Problem description: Do not include the pictures; repeat the rest of the data exactly.

═════ Dataset records ═════

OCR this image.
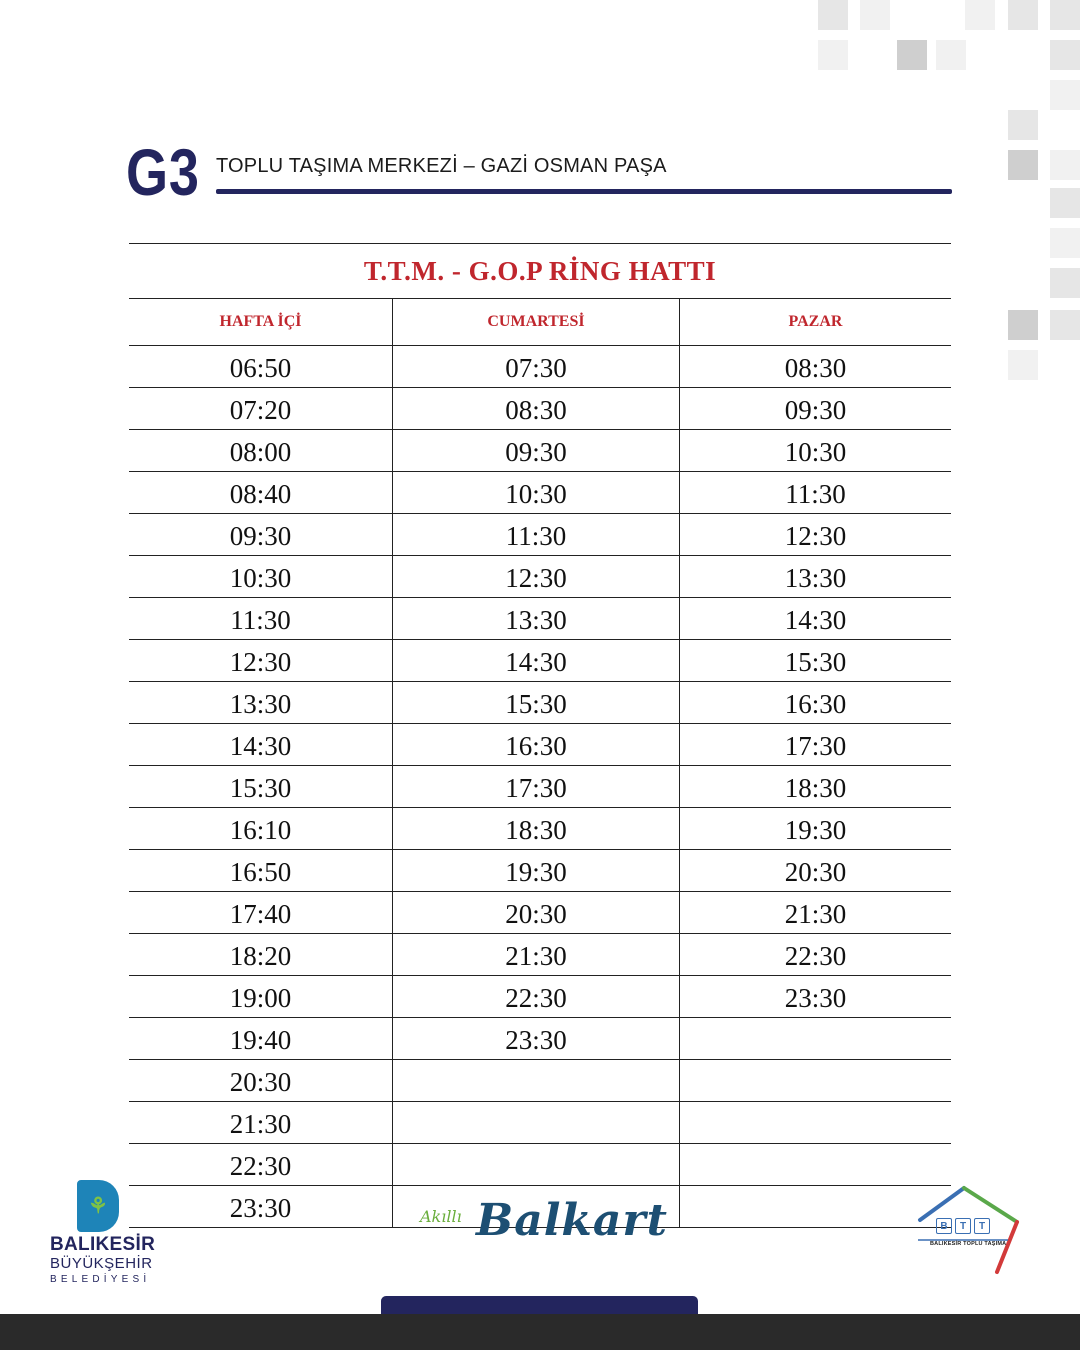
G3 TOPLU TAŞIMA MERKEZİ – GAZİ OSMAN PAŞA
T.T.M. - G.O.P RİNG HATTI
HAFTA İÇİ	CUMARTESİ	PAZAR
06:50	07:30	08:30
07:20	08:30	09:30
08:00	09:30	10:30
08:40	10:30	11:30
09:30	11:30	12:30
10:30	12:30	13:30
11:30	13:30	14:30
12:30	14:30	15:30
13:30	15:30	16:30
14:30	16:30	17:30
15:30	17:30	18:30
16:10	18:30	19:30
16:50	19:30	20:30
17:40	20:30	21:30
18:20	21:30	22:30
19:00	22:30	23:30
19:40	23:30
20:30
21:30
22:30
23:30
⚘
BALIKESİR
BÜYÜKŞEHİR
BELEDİYESİ
Akıllı Balkart	B	T	T
BALIKESİR TOPLU TAŞIMA
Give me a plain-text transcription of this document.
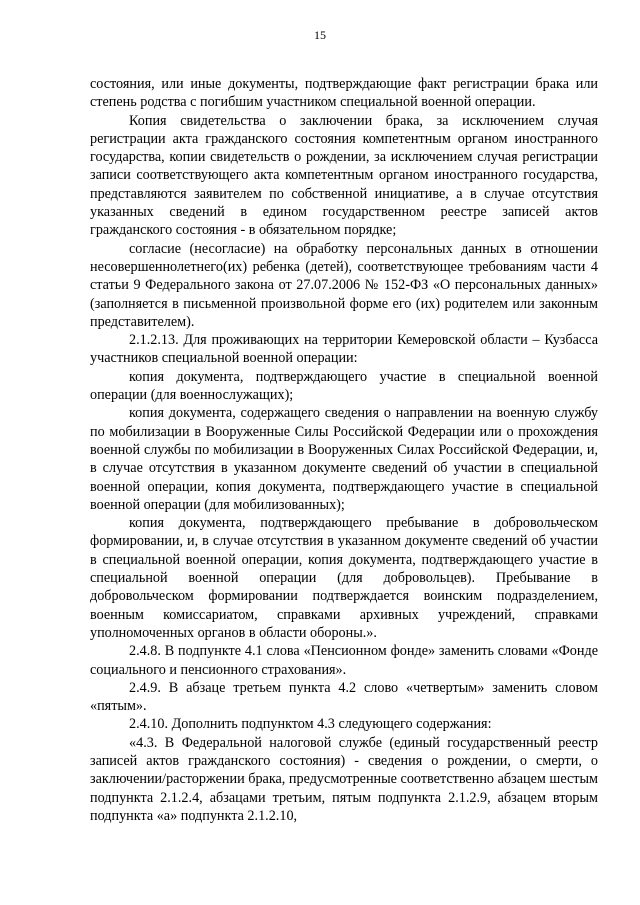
15

состояния, или иные документы, подтверждающие факт регистрации брака или степень родства с погибшим участником специальной военной операции.

Копия свидетельства о заключении брака, за исключением случая регистрации акта гражданского состояния компетентным органом иностранного государства, копии свидетельств о рождении, за исключением случая регистрации записи соответствующего акта компетентным органом иностранного государства, представляются заявителем по собственной инициативе, а в случае отсутствия указанных сведений в едином государственном реестре записей актов гражданского состояния - в обязательном порядке;

согласие (несогласие) на обработку персональных данных в отношении несовершеннолетнего(их) ребенка (детей), соответствующее требованиям части 4 статьи 9 Федерального закона от 27.07.2006 № 152-ФЗ «О персональных данных» (заполняется в письменной произвольной форме его (их) родителем или законным представителем).

2.1.2.13. Для проживающих на территории Кемеровской области – Кузбасса участников специальной военной операции:

копия документа, подтверждающего участие в специальной военной операции (для военнослужащих);

копия документа, содержащего сведения о направлении на военную службу по мобилизации в Вооруженные Силы Российской Федерации или о прохождения военной службы по мобилизации в Вооруженных Силах Российской Федерации, и, в случае отсутствия в указанном документе сведений об участии в специальной военной операции, копия документа, подтверждающего участие в специальной военной операции (для мобилизованных);

копия документа, подтверждающего пребывание в добровольческом формировании, и, в случае отсутствия в указанном документе сведений об участии в специальной военной операции, копия документа, подтверждающего участие в специальной военной операции (для добровольцев). Пребывание в добровольческом формировании подтверждается воинским подразделением, военным комиссариатом, справками архивных учреждений, справками уполномоченных органов в области обороны.».

2.4.8. В подпункте 4.1 слова «Пенсионном фонде» заменить словами «Фонде социального и пенсионного страхования».

2.4.9. В абзаце третьем пункта 4.2 слово «четвертым» заменить словом «пятым».

2.4.10. Дополнить подпунктом 4.3 следующего содержания:

«4.3. В Федеральной налоговой службе (единый государственный реестр записей актов гражданского состояния) - сведения о рождении, о смерти, о заключении/расторжении брака, предусмотренные соответственно абзацем шестым подпункта 2.1.2.4, абзацами третьим, пятым подпункта 2.1.2.9, абзацем вторым подпункта «а» подпункта 2.1.2.10,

═════

Right answer:
OCR this image.
G3 TOPLU TAŞIMA MERKEZİ – GAZİ OSMAN PAŞA
T.T.M. - G.O.P RİNG HATTI
HAFTA İÇİ	CUMARTESİ	PAZAR
06:50	07:30	08:30
07:20	08:30	09:30
08:00	09:30	10:30
08:40	10:30	11:30
09:30	11:30	12:30
10:30	12:30	13:30
11:30	13:30	14:30
12:30	14:30	15:30
13:30	15:30	16:30
14:30	16:30	17:30
15:30	17:30	18:30
16:10	18:30	19:30
16:50	19:30	20:30
17:40	20:30	21:30
18:20	21:30	22:30
19:00	22:30	23:30
19:40	23:30
20:30
21:30
22:30
23:30
⚘
BALIKESİR
BÜYÜKŞEHİR
BELEDİYESİ
Akıllı Balkart	B	T	T
BALIKESİR TOPLU TAŞIMA
Give me a plain-text transcription of this document.
15

состояния, или иные документы, подтверждающие факт регистрации брака или степень родства с погибшим участником специальной военной операции.

Копия свидетельства о заключении брака, за исключением случая регистрации акта гражданского состояния компетентным органом иностранного государства, копии свидетельств о рождении, за исключением случая регистрации записи соответствующего акта компетентным органом иностранного государства, представляются заявителем по собственной инициативе, а в случае отсутствия указанных сведений в едином государственном реестре записей актов гражданского состояния - в обязательном порядке;

согласие (несогласие) на обработку персональных данных в отношении несовершеннолетнего(их) ребенка (детей), соответствующее требованиям части 4 статьи 9 Федерального закона от 27.07.2006 № 152-ФЗ «О персональных данных» (заполняется в письменной произвольной форме его (их) родителем или законным представителем).

2.1.2.13. Для проживающих на территории Кемеровской области – Кузбасса участников специальной военной операции:

копия документа, подтверждающего участие в специальной военной операции (для военнослужащих);

копия документа, содержащего сведения о направлении на военную службу по мобилизации в Вооруженные Силы Российской Федерации или о прохождения военной службы по мобилизации в Вооруженных Силах Российской Федерации, и, в случае отсутствия в указанном документе сведений об участии в специальной военной операции, копия документа, подтверждающего участие в специальной военной операции (для мобилизованных);

копия документа, подтверждающего пребывание в добровольческом формировании, и, в случае отсутствия в указанном документе сведений об участии в специальной военной операции, копия документа, подтверждающего участие в специальной военной операции (для добровольцев). Пребывание в добровольческом формировании подтверждается воинским подразделением, военным комиссариатом, справками архивных учреждений, справками уполномоченных органов в области обороны.».

2.4.8. В подпункте 4.1 слова «Пенсионном фонде» заменить словами «Фонде социального и пенсионного страхования».

2.4.9. В абзаце третьем пункта 4.2 слово «четвертым» заменить словом «пятым».

2.4.10. Дополнить подпунктом 4.3 следующего содержания:

«4.3. В Федеральной налоговой службе (единый государственный реестр записей актов гражданского состояния) - сведения о рождении, о смерти, о заключении/расторжении брака, предусмотренные соответственно абзацем шестым подпункта 2.1.2.4, абзацами третьим, пятым подпункта 2.1.2.9, абзацем вторым подпункта «а» подпункта 2.1.2.10,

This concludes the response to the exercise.